- [What to do]:
Entries must be copied exactly, with nothing left out.

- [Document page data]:
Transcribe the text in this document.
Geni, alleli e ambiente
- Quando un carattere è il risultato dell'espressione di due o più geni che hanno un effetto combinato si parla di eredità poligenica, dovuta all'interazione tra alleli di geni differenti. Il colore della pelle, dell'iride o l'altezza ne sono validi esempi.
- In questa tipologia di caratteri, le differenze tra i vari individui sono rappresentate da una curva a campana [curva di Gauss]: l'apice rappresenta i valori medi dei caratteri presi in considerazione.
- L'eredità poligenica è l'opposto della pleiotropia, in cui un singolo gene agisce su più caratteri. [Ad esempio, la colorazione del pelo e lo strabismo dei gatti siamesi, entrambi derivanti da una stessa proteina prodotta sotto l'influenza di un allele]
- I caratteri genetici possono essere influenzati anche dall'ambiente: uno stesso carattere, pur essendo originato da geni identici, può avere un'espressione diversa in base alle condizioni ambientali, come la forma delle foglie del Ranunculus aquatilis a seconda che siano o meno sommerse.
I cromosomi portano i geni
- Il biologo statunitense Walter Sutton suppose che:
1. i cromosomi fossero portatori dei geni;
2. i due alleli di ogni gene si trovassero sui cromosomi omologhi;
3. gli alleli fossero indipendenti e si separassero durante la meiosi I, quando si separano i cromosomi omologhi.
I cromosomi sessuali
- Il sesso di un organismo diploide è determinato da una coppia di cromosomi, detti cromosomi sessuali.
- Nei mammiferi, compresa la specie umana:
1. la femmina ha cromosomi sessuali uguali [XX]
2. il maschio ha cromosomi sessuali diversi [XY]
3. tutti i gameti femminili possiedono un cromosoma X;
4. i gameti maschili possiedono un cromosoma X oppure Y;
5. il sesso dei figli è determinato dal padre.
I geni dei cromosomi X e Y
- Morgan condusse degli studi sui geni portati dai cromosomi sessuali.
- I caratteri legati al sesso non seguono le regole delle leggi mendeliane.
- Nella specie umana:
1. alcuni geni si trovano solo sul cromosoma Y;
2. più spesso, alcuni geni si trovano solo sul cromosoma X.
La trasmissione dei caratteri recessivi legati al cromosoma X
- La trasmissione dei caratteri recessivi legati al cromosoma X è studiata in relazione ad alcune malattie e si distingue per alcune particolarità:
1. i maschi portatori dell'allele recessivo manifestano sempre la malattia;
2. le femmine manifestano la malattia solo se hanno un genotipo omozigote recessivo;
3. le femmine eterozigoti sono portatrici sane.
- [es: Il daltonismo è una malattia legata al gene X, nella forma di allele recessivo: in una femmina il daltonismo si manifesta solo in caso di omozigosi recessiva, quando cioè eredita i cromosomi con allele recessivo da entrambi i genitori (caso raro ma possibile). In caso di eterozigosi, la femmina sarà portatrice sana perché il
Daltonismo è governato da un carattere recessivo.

- [Completed task]:
Transcribe the text in this document.
Geni, alleli e ambiente
- Quando un carattere è il risultato dell'espressione di due o più geni che hanno un effetto combinato si parla di eredità poligenica, dovuta all'interazione tra alleli di geni differenti. Il colore della pelle, dell'iride o l'altezza ne sono validi esempi.
- In questa tipologia di caratteri, le differenze tra i vari individui sono rappresentate da una curva a campana [curva di Gauss]: l'apice rappresenta i valori medi dei caratteri presi in considerazione.
- L'eredità poligenica è l'opposto della pleiotropia, in cui un singolo gene agisce su più caratteri. [Ad esempio, la colorazione del pelo e lo strabismo dei gatti siamesi, entrambi derivanti da una stessa proteina prodotta sotto l'influenza di un allele]
- I caratteri genetici possono essere influenzati anche dall'ambiente: uno stesso carattere, pur essendo originato da geni identici, può avere un'espressione diversa in base alle condizioni ambientali, come la forma delle foglie del Ranunculus aquatilis a seconda che siano o meno sommerse.
I cromosomi portano i geni
- Il biologo statunitense Walter Sutton suppose che:
1. i cromosomi fossero portatori dei geni;
2. i due alleli di ogni gene si trovassero sui cromosomi omologhi;
3. gli alleli fossero indipendenti e si separassero durante la meiosi I, quando si separano i cromosomi omologhi.
I cromosomi sessuali
- Il sesso di un organismo diploide è determinato da una coppia di cromosomi, detti cromosomi sessuali.
- Nei mammiferi, compresa la specie umana:
1. la femmina ha cromosomi sessuali uguali [XX]
2. il maschio ha cromosomi sessuali diversi [XY]
3. tutti i gameti femminili possiedono un cromosoma X;
4. i gameti maschili possiedono un cromosoma X oppure Y;
5. il sesso dei figli è determinato dal padre.
I geni dei cromosomi X e Y
- Morgan condusse degli studi sui geni portati dai cromosomi sessuali.
- I caratteri legati al sesso non seguono le regole delle leggi mendeliane.
- Nella specie umana:
1. alcuni geni si trovano solo sul cromosoma Y;
2. più spesso, alcuni geni si trovano solo sul cromosoma X.
La trasmissione dei caratteri recessivi legati al cromosoma X
- La trasmissione dei caratteri recessivi legati al cromosoma X è studiata in relazione ad alcune malattie e si distingue per alcune particolarità:
1. i maschi portatori dell'allele recessivo manifestano sempre la malattia;
2. le femmine manifestano la malattia solo se hanno un genotipo omozigote recessivo;
3. le femmine eterozigoti sono portatrici sane.
- [es: Il daltonismo è una malattia legata al gene X, nella forma di allele recessivo: in una femmina il daltonismo si manifesta solo in caso di omozigosi recessiva, quando cioè eredita i cromosomi con allele recessivo da entrambi i genitori (caso raro ma possibile). In caso di eterozigosi, la femmina sarà portatrice sana perché il
Daltonismo è governato da un carattere recessivo.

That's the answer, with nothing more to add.